Records that describe figures:
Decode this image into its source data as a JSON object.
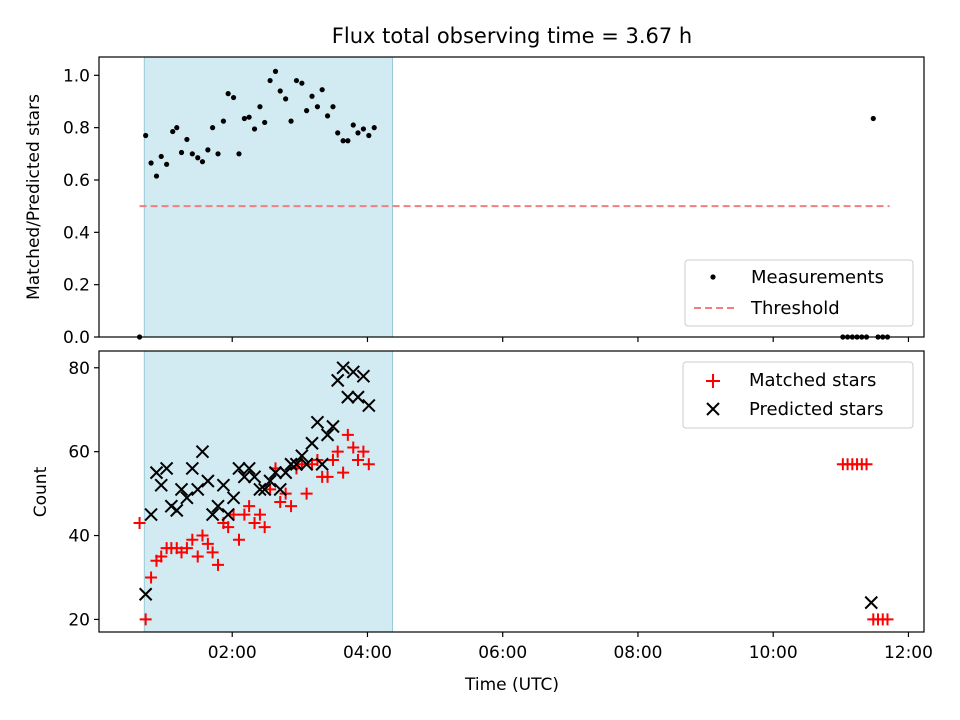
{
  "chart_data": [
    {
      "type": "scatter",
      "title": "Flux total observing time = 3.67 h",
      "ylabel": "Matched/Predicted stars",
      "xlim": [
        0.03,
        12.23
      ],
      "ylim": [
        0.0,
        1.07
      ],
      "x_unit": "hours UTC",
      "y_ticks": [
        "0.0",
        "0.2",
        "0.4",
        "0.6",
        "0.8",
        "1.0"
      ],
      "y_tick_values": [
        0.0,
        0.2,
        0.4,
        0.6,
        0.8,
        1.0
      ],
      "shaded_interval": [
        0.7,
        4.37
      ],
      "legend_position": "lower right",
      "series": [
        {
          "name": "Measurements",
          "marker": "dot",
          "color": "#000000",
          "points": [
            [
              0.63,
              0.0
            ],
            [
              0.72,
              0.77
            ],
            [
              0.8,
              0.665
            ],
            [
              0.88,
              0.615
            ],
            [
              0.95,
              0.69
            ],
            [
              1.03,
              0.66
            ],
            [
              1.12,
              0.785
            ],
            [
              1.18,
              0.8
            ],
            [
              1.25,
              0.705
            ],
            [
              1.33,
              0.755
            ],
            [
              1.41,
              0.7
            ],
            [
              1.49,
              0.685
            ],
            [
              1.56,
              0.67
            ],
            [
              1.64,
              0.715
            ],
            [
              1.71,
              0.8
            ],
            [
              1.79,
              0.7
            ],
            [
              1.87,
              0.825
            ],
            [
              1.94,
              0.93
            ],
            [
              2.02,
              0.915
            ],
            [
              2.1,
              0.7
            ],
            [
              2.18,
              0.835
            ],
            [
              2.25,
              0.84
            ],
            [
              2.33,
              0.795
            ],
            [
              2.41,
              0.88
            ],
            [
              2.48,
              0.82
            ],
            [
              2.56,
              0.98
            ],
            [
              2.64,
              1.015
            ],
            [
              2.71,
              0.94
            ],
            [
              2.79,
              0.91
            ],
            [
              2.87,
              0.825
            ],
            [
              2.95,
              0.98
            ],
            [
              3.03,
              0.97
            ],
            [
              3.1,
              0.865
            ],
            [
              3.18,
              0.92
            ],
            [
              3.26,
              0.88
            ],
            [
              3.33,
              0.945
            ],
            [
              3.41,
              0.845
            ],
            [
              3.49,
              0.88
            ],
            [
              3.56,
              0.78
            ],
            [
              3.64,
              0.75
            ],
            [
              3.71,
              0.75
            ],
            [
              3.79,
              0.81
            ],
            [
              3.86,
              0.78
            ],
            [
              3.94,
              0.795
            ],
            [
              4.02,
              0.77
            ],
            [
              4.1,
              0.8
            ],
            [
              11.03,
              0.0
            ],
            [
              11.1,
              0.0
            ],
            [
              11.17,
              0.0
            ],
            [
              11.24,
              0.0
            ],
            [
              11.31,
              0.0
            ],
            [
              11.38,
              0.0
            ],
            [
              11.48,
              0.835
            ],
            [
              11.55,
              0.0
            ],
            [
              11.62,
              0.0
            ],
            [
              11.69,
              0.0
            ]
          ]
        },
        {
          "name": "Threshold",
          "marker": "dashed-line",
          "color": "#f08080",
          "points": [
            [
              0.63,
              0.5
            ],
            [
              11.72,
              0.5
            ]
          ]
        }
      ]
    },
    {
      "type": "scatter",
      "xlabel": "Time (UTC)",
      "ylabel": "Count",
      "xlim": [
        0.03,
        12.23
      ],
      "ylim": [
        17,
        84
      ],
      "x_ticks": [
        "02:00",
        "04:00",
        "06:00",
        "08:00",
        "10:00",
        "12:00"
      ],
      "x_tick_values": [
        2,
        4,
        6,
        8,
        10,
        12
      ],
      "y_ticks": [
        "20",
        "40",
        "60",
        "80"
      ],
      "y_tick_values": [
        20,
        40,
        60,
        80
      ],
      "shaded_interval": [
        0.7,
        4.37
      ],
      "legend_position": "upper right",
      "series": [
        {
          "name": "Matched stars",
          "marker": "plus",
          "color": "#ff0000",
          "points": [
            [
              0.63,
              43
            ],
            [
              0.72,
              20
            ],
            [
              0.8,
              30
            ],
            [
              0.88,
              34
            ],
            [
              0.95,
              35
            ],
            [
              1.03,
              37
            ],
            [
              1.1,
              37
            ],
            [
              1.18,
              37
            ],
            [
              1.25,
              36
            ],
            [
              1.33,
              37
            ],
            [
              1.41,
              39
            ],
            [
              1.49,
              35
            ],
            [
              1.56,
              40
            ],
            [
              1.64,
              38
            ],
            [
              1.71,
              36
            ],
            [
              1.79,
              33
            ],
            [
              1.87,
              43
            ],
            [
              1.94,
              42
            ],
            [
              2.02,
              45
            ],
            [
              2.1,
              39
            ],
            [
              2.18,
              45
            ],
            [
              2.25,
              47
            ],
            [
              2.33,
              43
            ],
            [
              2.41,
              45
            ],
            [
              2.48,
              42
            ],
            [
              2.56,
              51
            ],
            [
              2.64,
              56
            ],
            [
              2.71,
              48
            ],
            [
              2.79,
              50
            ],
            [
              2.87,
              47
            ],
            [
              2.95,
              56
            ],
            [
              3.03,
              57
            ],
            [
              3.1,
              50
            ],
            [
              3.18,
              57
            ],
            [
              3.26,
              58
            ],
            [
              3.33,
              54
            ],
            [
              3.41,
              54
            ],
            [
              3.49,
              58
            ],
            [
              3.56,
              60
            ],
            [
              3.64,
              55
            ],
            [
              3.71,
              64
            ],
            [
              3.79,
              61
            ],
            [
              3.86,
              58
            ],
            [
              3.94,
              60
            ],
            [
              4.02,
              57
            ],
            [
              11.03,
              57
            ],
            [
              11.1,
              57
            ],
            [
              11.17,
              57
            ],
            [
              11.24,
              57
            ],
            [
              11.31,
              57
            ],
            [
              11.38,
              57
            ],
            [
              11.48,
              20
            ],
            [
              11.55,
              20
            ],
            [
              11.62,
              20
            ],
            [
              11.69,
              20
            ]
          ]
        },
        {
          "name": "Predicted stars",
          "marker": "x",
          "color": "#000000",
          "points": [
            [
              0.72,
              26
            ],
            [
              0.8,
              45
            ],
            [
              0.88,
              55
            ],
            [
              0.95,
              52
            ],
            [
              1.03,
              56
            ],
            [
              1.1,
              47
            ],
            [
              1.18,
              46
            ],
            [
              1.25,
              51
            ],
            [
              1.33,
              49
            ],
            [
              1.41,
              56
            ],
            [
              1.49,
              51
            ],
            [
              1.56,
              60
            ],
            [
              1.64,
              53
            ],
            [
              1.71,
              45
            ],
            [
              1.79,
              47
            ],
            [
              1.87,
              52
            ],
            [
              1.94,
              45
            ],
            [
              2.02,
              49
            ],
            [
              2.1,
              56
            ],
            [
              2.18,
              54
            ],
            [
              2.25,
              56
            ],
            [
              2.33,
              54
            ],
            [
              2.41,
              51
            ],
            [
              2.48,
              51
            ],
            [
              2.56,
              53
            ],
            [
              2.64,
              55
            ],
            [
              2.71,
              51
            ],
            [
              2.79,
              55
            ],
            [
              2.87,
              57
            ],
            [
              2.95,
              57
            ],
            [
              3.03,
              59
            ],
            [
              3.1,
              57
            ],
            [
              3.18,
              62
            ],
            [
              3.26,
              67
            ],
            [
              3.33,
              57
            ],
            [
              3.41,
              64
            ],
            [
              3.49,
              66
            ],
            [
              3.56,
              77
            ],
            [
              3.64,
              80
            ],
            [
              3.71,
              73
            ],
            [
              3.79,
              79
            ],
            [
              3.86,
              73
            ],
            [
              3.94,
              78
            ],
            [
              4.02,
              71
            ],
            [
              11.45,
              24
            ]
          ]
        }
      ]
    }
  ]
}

▶ [WHAT YOU WILL DO]: Among the lines of the listing, how many hold the string "stars"? Respond with only the number.

▶ [FULL SOLUTION]: 3